-------- INFORMATION SUPPLIED --------

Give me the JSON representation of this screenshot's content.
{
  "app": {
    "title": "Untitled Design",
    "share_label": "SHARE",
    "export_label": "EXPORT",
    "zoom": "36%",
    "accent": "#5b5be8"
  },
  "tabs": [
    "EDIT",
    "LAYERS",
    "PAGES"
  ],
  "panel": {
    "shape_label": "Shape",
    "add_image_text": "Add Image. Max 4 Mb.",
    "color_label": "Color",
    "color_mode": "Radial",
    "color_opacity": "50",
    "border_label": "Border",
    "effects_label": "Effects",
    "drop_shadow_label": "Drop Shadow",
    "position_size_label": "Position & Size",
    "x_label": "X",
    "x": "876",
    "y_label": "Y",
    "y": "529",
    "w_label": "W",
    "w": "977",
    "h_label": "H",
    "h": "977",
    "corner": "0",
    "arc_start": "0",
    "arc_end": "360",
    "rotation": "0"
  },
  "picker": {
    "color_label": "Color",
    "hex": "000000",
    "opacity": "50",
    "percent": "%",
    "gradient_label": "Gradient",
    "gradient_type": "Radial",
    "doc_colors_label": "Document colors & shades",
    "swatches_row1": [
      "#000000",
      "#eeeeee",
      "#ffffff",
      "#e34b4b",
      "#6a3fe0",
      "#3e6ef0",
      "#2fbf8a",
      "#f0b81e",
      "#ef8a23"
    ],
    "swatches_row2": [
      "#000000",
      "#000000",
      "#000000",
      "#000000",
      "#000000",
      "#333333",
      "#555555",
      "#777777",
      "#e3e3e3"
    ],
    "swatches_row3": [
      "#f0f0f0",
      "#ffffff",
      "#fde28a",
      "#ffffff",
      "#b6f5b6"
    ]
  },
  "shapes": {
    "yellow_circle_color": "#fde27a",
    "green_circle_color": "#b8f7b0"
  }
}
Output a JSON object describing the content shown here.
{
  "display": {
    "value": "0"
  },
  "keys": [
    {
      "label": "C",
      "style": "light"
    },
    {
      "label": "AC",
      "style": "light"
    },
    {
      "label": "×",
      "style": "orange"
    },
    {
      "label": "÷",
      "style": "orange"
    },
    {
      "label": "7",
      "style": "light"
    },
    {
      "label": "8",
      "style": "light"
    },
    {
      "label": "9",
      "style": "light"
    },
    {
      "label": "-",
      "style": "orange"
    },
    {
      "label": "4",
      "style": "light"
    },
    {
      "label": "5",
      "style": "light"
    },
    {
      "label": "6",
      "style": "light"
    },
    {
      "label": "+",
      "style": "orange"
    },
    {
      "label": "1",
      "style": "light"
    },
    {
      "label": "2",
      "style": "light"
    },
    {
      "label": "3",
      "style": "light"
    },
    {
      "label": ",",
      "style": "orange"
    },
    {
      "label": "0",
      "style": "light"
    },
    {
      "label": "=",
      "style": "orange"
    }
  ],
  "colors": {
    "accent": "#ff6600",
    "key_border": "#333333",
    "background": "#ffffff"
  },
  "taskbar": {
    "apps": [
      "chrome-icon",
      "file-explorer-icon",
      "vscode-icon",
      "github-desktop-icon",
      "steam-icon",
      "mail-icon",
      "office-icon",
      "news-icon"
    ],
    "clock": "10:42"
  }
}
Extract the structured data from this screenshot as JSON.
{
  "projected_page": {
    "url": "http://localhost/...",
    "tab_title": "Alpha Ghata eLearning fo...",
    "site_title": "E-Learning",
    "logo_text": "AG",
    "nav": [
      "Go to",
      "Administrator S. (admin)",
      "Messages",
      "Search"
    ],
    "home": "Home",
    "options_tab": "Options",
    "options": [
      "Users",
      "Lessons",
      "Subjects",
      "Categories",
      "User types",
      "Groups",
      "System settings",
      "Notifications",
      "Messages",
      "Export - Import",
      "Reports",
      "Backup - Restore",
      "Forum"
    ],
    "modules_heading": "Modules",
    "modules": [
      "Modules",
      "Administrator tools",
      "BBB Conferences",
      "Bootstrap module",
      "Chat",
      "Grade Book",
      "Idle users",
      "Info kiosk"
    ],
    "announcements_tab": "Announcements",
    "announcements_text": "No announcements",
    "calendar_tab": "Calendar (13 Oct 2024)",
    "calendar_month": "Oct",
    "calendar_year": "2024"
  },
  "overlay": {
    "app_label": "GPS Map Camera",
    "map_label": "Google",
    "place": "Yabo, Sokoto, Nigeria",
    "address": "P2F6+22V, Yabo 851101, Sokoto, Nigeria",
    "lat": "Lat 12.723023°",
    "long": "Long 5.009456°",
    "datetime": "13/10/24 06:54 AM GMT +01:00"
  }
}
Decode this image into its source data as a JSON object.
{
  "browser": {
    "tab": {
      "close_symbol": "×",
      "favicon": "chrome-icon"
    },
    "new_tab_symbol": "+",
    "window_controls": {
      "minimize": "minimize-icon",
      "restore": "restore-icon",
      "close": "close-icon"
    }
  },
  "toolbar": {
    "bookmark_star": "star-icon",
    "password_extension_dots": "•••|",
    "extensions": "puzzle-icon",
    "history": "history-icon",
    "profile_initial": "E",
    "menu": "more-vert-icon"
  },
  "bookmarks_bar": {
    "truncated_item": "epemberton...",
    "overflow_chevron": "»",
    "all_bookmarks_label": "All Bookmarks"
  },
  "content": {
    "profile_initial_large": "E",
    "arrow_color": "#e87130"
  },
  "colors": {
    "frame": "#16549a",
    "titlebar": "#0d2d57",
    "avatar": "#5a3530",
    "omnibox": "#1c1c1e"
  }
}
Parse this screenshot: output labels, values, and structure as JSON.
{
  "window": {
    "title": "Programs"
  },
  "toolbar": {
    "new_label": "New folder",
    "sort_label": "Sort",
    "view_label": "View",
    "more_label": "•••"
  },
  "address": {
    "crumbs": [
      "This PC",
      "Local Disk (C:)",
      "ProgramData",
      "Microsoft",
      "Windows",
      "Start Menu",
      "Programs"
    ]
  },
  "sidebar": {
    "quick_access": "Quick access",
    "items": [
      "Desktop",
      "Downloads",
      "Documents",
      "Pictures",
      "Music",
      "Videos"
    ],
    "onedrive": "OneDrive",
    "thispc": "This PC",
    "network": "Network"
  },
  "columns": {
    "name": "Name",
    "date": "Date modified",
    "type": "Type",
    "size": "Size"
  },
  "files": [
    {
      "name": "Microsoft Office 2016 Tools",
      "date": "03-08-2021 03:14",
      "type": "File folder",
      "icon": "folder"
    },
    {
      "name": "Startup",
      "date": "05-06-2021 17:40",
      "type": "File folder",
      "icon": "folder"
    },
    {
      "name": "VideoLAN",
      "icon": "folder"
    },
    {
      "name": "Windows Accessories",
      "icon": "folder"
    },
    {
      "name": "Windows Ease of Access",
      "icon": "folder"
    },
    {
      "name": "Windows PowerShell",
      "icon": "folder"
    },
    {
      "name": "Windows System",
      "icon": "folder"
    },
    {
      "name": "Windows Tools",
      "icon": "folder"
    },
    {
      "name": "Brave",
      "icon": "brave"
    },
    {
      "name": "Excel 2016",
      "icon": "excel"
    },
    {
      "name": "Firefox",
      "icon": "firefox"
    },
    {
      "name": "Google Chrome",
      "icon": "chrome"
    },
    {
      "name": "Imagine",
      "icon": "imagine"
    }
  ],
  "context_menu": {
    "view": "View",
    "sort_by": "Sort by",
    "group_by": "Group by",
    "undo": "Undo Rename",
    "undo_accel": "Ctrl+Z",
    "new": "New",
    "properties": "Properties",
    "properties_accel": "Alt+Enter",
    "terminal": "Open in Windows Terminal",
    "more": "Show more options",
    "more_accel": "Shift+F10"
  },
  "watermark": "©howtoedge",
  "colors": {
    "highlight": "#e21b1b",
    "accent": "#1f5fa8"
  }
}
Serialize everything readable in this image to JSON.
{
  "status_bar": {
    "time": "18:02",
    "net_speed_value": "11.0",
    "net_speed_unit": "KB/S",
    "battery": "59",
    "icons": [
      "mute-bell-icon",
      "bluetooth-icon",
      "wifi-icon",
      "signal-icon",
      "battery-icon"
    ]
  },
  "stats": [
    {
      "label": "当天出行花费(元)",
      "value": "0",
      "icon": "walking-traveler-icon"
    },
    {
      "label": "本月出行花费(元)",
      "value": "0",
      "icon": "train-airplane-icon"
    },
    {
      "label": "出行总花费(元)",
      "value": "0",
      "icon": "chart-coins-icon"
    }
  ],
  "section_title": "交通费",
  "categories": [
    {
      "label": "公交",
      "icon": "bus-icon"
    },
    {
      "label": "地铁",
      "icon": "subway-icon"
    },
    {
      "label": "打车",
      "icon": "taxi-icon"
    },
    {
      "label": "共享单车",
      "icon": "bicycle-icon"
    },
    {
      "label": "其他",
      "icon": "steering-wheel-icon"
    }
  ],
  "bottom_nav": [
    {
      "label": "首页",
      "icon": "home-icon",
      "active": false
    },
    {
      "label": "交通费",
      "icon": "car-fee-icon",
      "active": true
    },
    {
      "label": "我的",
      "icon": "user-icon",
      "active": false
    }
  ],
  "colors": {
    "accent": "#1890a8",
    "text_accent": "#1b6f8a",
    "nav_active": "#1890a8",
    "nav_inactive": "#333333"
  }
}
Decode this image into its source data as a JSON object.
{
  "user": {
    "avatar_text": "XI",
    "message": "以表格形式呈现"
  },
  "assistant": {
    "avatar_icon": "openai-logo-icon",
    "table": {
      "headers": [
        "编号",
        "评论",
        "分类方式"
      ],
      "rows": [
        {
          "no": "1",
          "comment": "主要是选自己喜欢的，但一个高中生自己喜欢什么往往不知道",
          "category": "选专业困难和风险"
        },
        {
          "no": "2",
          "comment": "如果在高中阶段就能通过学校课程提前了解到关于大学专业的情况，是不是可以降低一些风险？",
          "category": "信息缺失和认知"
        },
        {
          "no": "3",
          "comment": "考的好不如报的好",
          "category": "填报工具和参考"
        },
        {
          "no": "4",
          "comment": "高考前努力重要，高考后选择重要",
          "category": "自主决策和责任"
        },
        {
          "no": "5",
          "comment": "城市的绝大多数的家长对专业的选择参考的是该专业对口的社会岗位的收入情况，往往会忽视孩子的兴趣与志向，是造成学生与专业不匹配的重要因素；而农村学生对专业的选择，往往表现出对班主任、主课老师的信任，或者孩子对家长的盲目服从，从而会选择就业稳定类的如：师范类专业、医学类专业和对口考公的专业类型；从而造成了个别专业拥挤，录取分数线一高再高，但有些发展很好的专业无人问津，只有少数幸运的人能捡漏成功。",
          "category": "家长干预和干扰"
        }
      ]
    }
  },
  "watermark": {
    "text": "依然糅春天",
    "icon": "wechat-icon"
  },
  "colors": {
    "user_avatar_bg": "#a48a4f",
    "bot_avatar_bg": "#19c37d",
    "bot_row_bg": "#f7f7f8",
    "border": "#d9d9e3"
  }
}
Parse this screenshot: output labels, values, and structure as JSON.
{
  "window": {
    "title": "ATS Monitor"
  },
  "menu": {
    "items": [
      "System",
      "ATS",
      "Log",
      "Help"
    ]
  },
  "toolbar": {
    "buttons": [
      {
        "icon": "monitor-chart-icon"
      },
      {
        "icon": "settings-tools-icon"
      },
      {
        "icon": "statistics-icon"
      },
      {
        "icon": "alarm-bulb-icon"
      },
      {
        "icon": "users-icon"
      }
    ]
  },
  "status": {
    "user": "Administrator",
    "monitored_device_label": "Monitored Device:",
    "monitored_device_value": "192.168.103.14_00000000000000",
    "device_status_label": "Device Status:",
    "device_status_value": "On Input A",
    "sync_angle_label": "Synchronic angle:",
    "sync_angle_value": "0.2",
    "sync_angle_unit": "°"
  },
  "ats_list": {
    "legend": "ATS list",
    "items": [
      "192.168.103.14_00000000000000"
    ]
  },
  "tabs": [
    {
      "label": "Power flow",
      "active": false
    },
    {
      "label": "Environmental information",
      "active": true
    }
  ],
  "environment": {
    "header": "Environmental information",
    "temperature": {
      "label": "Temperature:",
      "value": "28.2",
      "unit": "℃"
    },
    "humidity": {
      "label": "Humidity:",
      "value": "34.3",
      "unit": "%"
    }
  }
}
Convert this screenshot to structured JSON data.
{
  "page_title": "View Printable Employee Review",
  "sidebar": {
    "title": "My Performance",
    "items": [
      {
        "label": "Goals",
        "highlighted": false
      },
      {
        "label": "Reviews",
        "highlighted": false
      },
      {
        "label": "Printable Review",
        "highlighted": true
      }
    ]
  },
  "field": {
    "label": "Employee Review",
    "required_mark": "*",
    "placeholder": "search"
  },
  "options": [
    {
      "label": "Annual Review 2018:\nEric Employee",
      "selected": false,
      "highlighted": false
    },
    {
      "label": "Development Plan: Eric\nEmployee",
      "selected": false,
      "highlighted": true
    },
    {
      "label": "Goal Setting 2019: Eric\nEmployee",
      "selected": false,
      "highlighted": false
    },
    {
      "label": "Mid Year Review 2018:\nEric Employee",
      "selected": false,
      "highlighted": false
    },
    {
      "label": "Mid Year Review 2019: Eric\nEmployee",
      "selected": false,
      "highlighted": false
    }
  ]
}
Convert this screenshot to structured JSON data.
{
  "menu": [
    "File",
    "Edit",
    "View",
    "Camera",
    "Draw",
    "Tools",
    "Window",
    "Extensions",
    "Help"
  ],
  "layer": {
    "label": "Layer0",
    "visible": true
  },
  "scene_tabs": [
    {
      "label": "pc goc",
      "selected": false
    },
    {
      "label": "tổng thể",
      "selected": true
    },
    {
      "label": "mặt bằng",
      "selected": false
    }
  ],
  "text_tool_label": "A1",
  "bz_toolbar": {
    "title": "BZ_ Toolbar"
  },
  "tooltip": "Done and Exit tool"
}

--------

THE TASK — Whenever "Microsoft" turns up in a line, pick that line out.

COMPLETED TASK —
      "Microsoft",
      "name": "Microsoft Office 2016 Tools",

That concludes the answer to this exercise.